__EXERCISE OBJECTIVE__:
Each entry below is to be given again word for word, with no pictures.

__SUPPLIED MATERIAL__:
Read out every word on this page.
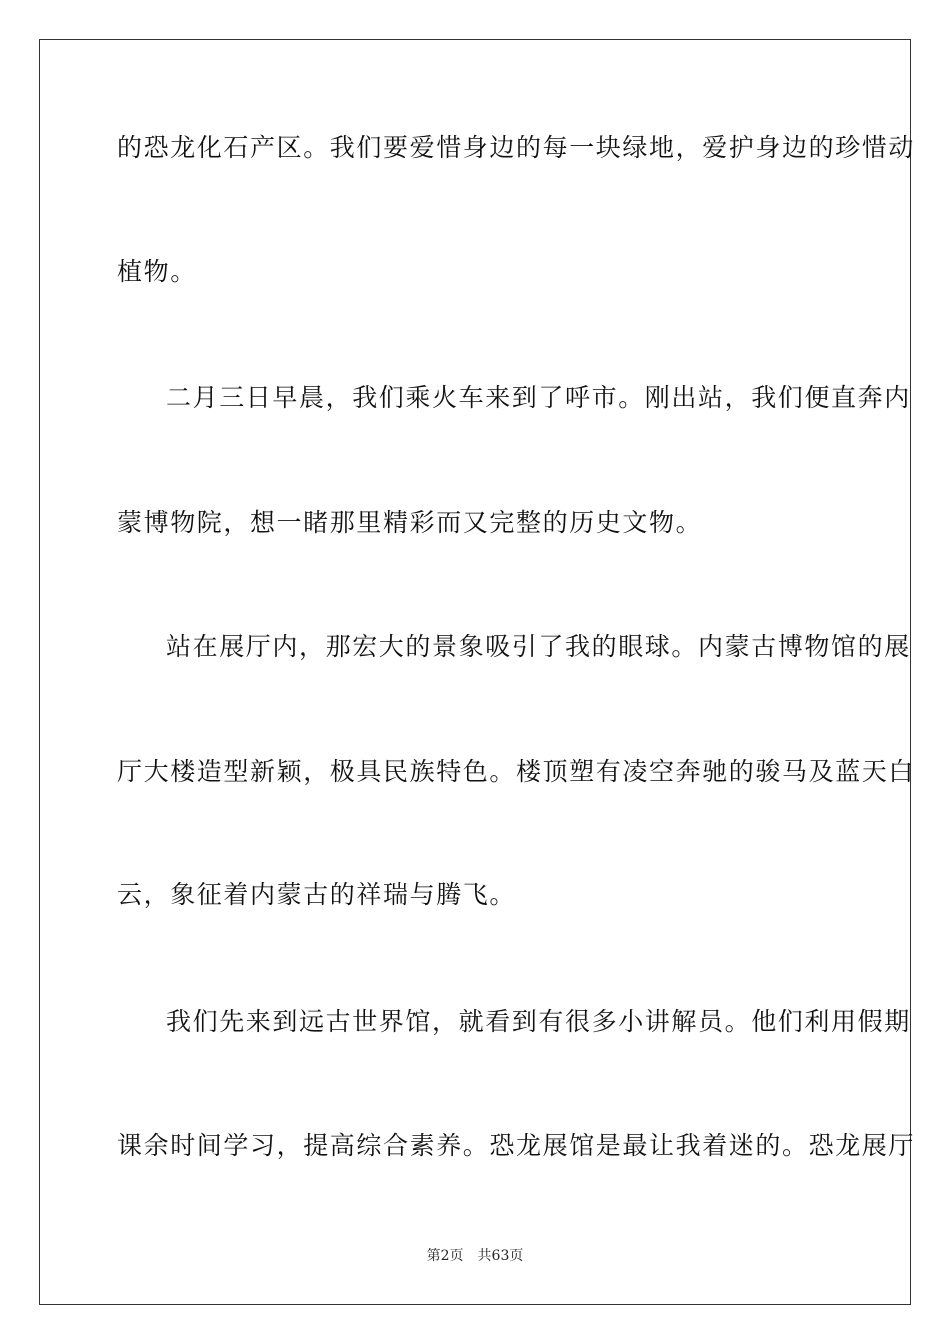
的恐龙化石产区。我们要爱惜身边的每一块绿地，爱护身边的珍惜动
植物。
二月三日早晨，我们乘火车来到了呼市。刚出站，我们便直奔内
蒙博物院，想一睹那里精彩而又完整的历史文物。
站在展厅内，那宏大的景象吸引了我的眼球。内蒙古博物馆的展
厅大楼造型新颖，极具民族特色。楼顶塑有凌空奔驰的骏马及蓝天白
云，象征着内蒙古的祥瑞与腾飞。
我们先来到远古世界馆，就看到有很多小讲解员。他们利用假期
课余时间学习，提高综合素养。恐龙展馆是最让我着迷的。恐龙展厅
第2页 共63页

__RESULT OF THE EXERCISE__:
Read out every word on this page.
的恐龙化石产区。我们要爱惜身边的每一块绿地，爱护身边的珍惜动
植物。
二月三日早晨，我们乘火车来到了呼市。刚出站，我们便直奔内
蒙博物院，想一睹那里精彩而又完整的历史文物。
站在展厅内，那宏大的景象吸引了我的眼球。内蒙古博物馆的展
厅大楼造型新颖，极具民族特色。楼顶塑有凌空奔驰的骏马及蓝天白
云，象征着内蒙古的祥瑞与腾飞。
我们先来到远古世界馆，就看到有很多小讲解员。他们利用假期
课余时间学习，提高综合素养。恐龙展馆是最让我着迷的。恐龙展厅
第2页 共63页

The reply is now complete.